» EXERCISE PROMPT: Copy out all the records exactly.

GIVEN RECORDS start

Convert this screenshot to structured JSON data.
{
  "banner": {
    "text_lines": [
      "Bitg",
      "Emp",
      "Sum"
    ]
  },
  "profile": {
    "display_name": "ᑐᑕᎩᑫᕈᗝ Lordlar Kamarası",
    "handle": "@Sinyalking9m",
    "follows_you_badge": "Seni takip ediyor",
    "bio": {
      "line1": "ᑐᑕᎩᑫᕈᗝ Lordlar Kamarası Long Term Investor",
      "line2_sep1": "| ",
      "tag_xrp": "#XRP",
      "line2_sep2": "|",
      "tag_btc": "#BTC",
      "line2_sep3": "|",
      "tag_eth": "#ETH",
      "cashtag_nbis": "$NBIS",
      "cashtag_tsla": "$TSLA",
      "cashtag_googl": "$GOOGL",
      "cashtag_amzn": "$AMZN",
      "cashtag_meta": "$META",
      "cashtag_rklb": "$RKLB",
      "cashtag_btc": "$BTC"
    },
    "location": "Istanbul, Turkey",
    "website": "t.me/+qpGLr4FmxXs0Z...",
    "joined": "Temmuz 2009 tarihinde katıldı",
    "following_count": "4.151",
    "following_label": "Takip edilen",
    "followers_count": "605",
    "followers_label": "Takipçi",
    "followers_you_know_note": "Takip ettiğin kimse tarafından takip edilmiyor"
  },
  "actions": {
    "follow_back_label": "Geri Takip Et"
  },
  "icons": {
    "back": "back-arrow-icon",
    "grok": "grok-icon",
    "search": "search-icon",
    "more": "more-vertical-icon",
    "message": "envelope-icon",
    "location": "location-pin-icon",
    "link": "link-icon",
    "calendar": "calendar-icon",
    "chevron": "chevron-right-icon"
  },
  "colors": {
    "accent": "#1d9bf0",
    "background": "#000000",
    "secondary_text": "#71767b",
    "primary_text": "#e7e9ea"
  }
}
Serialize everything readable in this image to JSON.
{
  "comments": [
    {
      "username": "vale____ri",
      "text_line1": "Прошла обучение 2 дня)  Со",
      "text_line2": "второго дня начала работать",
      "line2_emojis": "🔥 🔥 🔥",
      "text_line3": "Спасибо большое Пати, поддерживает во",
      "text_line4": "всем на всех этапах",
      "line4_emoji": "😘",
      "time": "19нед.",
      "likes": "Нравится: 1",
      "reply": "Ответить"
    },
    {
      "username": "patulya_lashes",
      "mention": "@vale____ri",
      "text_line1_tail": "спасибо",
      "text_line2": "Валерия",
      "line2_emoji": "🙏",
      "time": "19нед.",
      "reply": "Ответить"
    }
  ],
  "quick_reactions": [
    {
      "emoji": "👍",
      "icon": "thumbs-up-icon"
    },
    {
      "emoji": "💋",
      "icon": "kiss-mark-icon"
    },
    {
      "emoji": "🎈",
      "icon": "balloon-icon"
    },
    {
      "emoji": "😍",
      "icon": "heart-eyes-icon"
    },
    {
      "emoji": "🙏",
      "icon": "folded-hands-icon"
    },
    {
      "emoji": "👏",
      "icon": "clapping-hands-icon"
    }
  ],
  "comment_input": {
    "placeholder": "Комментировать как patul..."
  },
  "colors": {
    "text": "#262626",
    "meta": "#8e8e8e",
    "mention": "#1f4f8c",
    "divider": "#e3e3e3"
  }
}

GIVEN RECORDS end

» WRITTEN SOLUTION:
Convert this screenshot to structured JSON data.
{
  "banner": {
    "text_lines": [
      "Bitg",
      "Emp",
      "Sum"
    ]
  },
  "profile": {
    "display_name": "ᑐᑕᎩᑫᕈᗝ Lordlar Kamarası",
    "handle": "@Sinyalking9m",
    "follows_you_badge": "Seni takip ediyor",
    "bio": {
      "line1": "ᑐᑕᎩᑫᕈᗝ Lordlar Kamarası Long Term Investor",
      "line2_sep1": "| ",
      "tag_xrp": "#XRP",
      "line2_sep2": "|",
      "tag_btc": "#BTC",
      "line2_sep3": "|",
      "tag_eth": "#ETH",
      "cashtag_nbis": "$NBIS",
      "cashtag_tsla": "$TSLA",
      "cashtag_googl": "$GOOGL",
      "cashtag_amzn": "$AMZN",
      "cashtag_meta": "$META",
      "cashtag_rklb": "$RKLB",
      "cashtag_btc": "$BTC"
    },
    "location": "Istanbul, Turkey",
    "website": "t.me/+qpGLr4FmxXs0Z...",
    "joined": "Temmuz 2009 tarihinde katıldı",
    "following_count": "4.151",
    "following_label": "Takip edilen",
    "followers_count": "605",
    "followers_label": "Takipçi",
    "followers_you_know_note": "Takip ettiğin kimse tarafından takip edilmiyor"
  },
  "actions": {
    "follow_back_label": "Geri Takip Et"
  },
  "icons": {
    "back": "back-arrow-icon",
    "grok": "grok-icon",
    "search": "search-icon",
    "more": "more-vertical-icon",
    "message": "envelope-icon",
    "location": "location-pin-icon",
    "link": "link-icon",
    "calendar": "calendar-icon",
    "chevron": "chevron-right-icon"
  },
  "colors": {
    "accent": "#1d9bf0",
    "background": "#000000",
    "secondary_text": "#71767b",
    "primary_text": "#e7e9ea"
  }
}
Serialize everything readable in this image to JSON.
{
  "comments": [
    {
      "username": "vale____ri",
      "text_line1": "Прошла обучение 2 дня)  Со",
      "text_line2": "второго дня начала работать",
      "line2_emojis": "🔥 🔥 🔥",
      "text_line3": "Спасибо большое Пати, поддерживает во",
      "text_line4": "всем на всех этапах",
      "line4_emoji": "😘",
      "time": "19нед.",
      "likes": "Нравится: 1",
      "reply": "Ответить"
    },
    {
      "username": "patulya_lashes",
      "mention": "@vale____ri",
      "text_line1_tail": "спасибо",
      "text_line2": "Валерия",
      "line2_emoji": "🙏",
      "time": "19нед.",
      "reply": "Ответить"
    }
  ],
  "quick_reactions": [
    {
      "emoji": "👍",
      "icon": "thumbs-up-icon"
    },
    {
      "emoji": "💋",
      "icon": "kiss-mark-icon"
    },
    {
      "emoji": "🎈",
      "icon": "balloon-icon"
    },
    {
      "emoji": "😍",
      "icon": "heart-eyes-icon"
    },
    {
      "emoji": "🙏",
      "icon": "folded-hands-icon"
    },
    {
      "emoji": "👏",
      "icon": "clapping-hands-icon"
    }
  ],
  "comment_input": {
    "placeholder": "Комментировать как patul..."
  },
  "colors": {
    "text": "#262626",
    "meta": "#8e8e8e",
    "mention": "#1f4f8c",
    "divider": "#e3e3e3"
  }
}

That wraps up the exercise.